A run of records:

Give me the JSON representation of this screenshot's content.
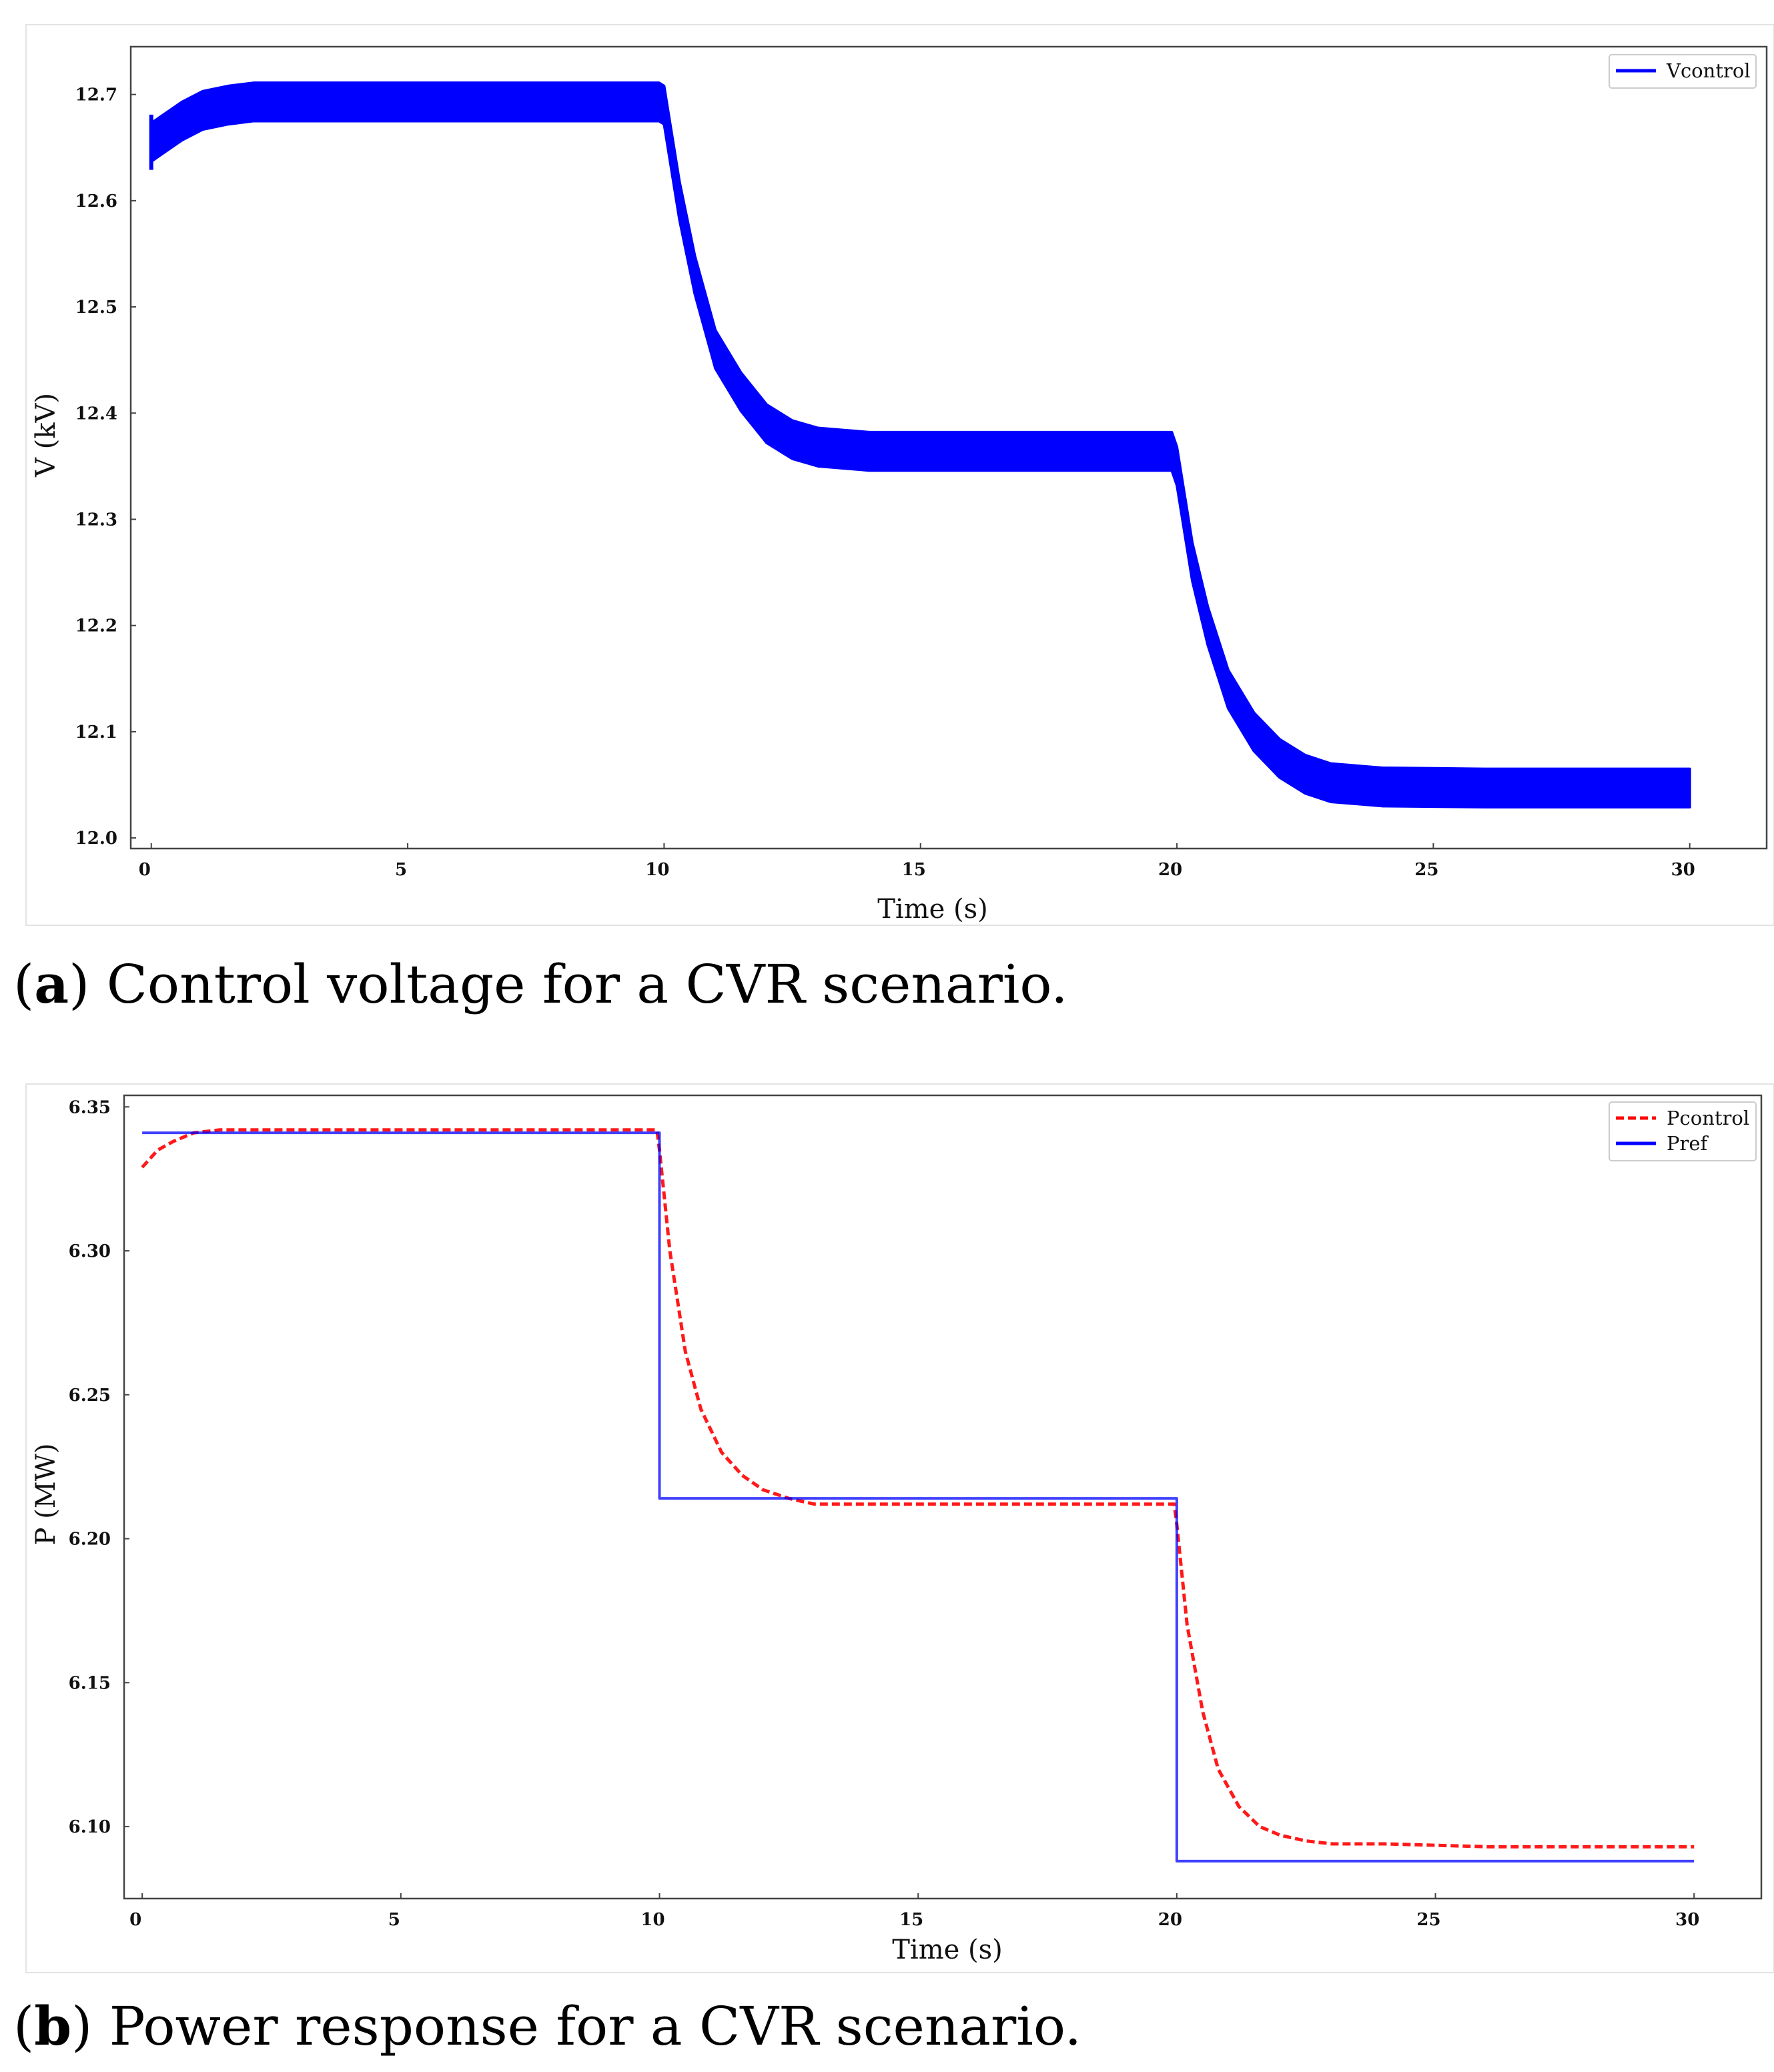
{
  "chart_data": [
    {
      "id": "a",
      "type": "line",
      "title": "",
      "xlabel": "Time (s)",
      "ylabel": "V (kV)",
      "xlim": [
        -0.4,
        31.5
      ],
      "ylim": [
        11.99,
        12.745
      ],
      "xticks": [
        0,
        5,
        10,
        15,
        20,
        25,
        30
      ],
      "xtick_labels": [
        "0",
        "5",
        "10",
        "15",
        "20",
        "25",
        "30"
      ],
      "yticks": [
        12.0,
        12.1,
        12.2,
        12.3,
        12.4,
        12.5,
        12.6,
        12.7
      ],
      "ytick_labels": [
        "12.0",
        "12.1",
        "12.2",
        "12.3",
        "12.4",
        "12.5",
        "12.6",
        "12.7"
      ],
      "legend_position": "top-right",
      "grid": false,
      "series": [
        {
          "name": "Vcontrol",
          "color": "#0000ff",
          "style": "solid-band",
          "x": [
            0,
            0.3,
            0.6,
            1,
            1.5,
            2,
            4,
            6,
            8,
            9.9,
            10,
            10.3,
            10.6,
            11,
            11.5,
            12,
            12.5,
            13,
            14,
            16,
            18,
            19.9,
            20,
            20.3,
            20.6,
            21,
            21.5,
            22,
            22.5,
            23,
            24,
            26,
            28,
            30
          ],
          "y": [
            12.655,
            12.665,
            12.675,
            12.685,
            12.69,
            12.693,
            12.693,
            12.693,
            12.693,
            12.693,
            12.69,
            12.6,
            12.53,
            12.46,
            12.42,
            12.39,
            12.375,
            12.368,
            12.364,
            12.364,
            12.364,
            12.364,
            12.35,
            12.26,
            12.2,
            12.14,
            12.1,
            12.075,
            12.06,
            12.052,
            12.048,
            12.047,
            12.047,
            12.047
          ],
          "band_halfwidth": 0.018
        }
      ]
    },
    {
      "id": "b",
      "type": "line",
      "title": "",
      "xlabel": "Time (s)",
      "ylabel": "P (MW)",
      "xlim": [
        -0.35,
        31.3
      ],
      "ylim": [
        6.075,
        6.354
      ],
      "xticks": [
        0,
        5,
        10,
        15,
        20,
        25,
        30
      ],
      "xtick_labels": [
        "0",
        "5",
        "10",
        "15",
        "20",
        "25",
        "30"
      ],
      "yticks": [
        6.1,
        6.15,
        6.2,
        6.25,
        6.3,
        6.35
      ],
      "ytick_labels": [
        "6.10",
        "6.15",
        "6.20",
        "6.25",
        "6.30",
        "6.35"
      ],
      "legend_position": "top-right",
      "grid": false,
      "series": [
        {
          "name": "Pcontrol",
          "color": "#ff0000",
          "style": "dashed",
          "x": [
            0,
            0.3,
            0.6,
            1,
            1.5,
            2,
            4,
            6,
            8,
            9.95,
            10,
            10.2,
            10.5,
            10.8,
            11.2,
            11.6,
            12,
            12.5,
            13,
            14,
            16,
            18,
            19.95,
            20,
            20.2,
            20.5,
            20.8,
            21.2,
            21.6,
            22,
            22.5,
            23,
            24,
            26,
            28,
            30
          ],
          "y": [
            6.329,
            6.335,
            6.338,
            6.341,
            6.342,
            6.342,
            6.342,
            6.342,
            6.342,
            6.342,
            6.335,
            6.3,
            6.265,
            6.245,
            6.23,
            6.222,
            6.217,
            6.214,
            6.212,
            6.212,
            6.212,
            6.212,
            6.212,
            6.205,
            6.17,
            6.14,
            6.12,
            6.107,
            6.1,
            6.097,
            6.095,
            6.094,
            6.094,
            6.093,
            6.093,
            6.093
          ]
        },
        {
          "name": "Pref",
          "color": "#0000ff",
          "style": "solid",
          "x": [
            0,
            10,
            10,
            20,
            20,
            30
          ],
          "y": [
            6.341,
            6.341,
            6.214,
            6.214,
            6.088,
            6.088
          ]
        }
      ]
    }
  ],
  "captions": {
    "a": {
      "letter": "a",
      "text": " Control voltage for a CVR scenario."
    },
    "b": {
      "letter": "b",
      "text": " Power response for a CVR scenario."
    }
  },
  "punct": {
    "open": "(",
    "close": ")"
  }
}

» REQUIREMENT
Reproduce every record above exactly, but leave out the pictures.

» FINAL RESULT
Give me the JSON representation of this screenshot's content.
{
  "chart_data": [
    {
      "id": "a",
      "type": "line",
      "title": "",
      "xlabel": "Time (s)",
      "ylabel": "V (kV)",
      "xlim": [
        -0.4,
        31.5
      ],
      "ylim": [
        11.99,
        12.745
      ],
      "xticks": [
        0,
        5,
        10,
        15,
        20,
        25,
        30
      ],
      "xtick_labels": [
        "0",
        "5",
        "10",
        "15",
        "20",
        "25",
        "30"
      ],
      "yticks": [
        12.0,
        12.1,
        12.2,
        12.3,
        12.4,
        12.5,
        12.6,
        12.7
      ],
      "ytick_labels": [
        "12.0",
        "12.1",
        "12.2",
        "12.3",
        "12.4",
        "12.5",
        "12.6",
        "12.7"
      ],
      "legend_position": "top-right",
      "grid": false,
      "series": [
        {
          "name": "Vcontrol",
          "color": "#0000ff",
          "style": "solid-band",
          "x": [
            0,
            0.3,
            0.6,
            1,
            1.5,
            2,
            4,
            6,
            8,
            9.9,
            10,
            10.3,
            10.6,
            11,
            11.5,
            12,
            12.5,
            13,
            14,
            16,
            18,
            19.9,
            20,
            20.3,
            20.6,
            21,
            21.5,
            22,
            22.5,
            23,
            24,
            26,
            28,
            30
          ],
          "y": [
            12.655,
            12.665,
            12.675,
            12.685,
            12.69,
            12.693,
            12.693,
            12.693,
            12.693,
            12.693,
            12.69,
            12.6,
            12.53,
            12.46,
            12.42,
            12.39,
            12.375,
            12.368,
            12.364,
            12.364,
            12.364,
            12.364,
            12.35,
            12.26,
            12.2,
            12.14,
            12.1,
            12.075,
            12.06,
            12.052,
            12.048,
            12.047,
            12.047,
            12.047
          ],
          "band_halfwidth": 0.018
        }
      ]
    },
    {
      "id": "b",
      "type": "line",
      "title": "",
      "xlabel": "Time (s)",
      "ylabel": "P (MW)",
      "xlim": [
        -0.35,
        31.3
      ],
      "ylim": [
        6.075,
        6.354
      ],
      "xticks": [
        0,
        5,
        10,
        15,
        20,
        25,
        30
      ],
      "xtick_labels": [
        "0",
        "5",
        "10",
        "15",
        "20",
        "25",
        "30"
      ],
      "yticks": [
        6.1,
        6.15,
        6.2,
        6.25,
        6.3,
        6.35
      ],
      "ytick_labels": [
        "6.10",
        "6.15",
        "6.20",
        "6.25",
        "6.30",
        "6.35"
      ],
      "legend_position": "top-right",
      "grid": false,
      "series": [
        {
          "name": "Pcontrol",
          "color": "#ff0000",
          "style": "dashed",
          "x": [
            0,
            0.3,
            0.6,
            1,
            1.5,
            2,
            4,
            6,
            8,
            9.95,
            10,
            10.2,
            10.5,
            10.8,
            11.2,
            11.6,
            12,
            12.5,
            13,
            14,
            16,
            18,
            19.95,
            20,
            20.2,
            20.5,
            20.8,
            21.2,
            21.6,
            22,
            22.5,
            23,
            24,
            26,
            28,
            30
          ],
          "y": [
            6.329,
            6.335,
            6.338,
            6.341,
            6.342,
            6.342,
            6.342,
            6.342,
            6.342,
            6.342,
            6.335,
            6.3,
            6.265,
            6.245,
            6.23,
            6.222,
            6.217,
            6.214,
            6.212,
            6.212,
            6.212,
            6.212,
            6.212,
            6.205,
            6.17,
            6.14,
            6.12,
            6.107,
            6.1,
            6.097,
            6.095,
            6.094,
            6.094,
            6.093,
            6.093,
            6.093
          ]
        },
        {
          "name": "Pref",
          "color": "#0000ff",
          "style": "solid",
          "x": [
            0,
            10,
            10,
            20,
            20,
            30
          ],
          "y": [
            6.341,
            6.341,
            6.214,
            6.214,
            6.088,
            6.088
          ]
        }
      ]
    }
  ],
  "captions": {
    "a": {
      "letter": "a",
      "text": " Control voltage for a CVR scenario."
    },
    "b": {
      "letter": "b",
      "text": " Power response for a CVR scenario."
    }
  },
  "punct": {
    "open": "(",
    "close": ")"
  }
}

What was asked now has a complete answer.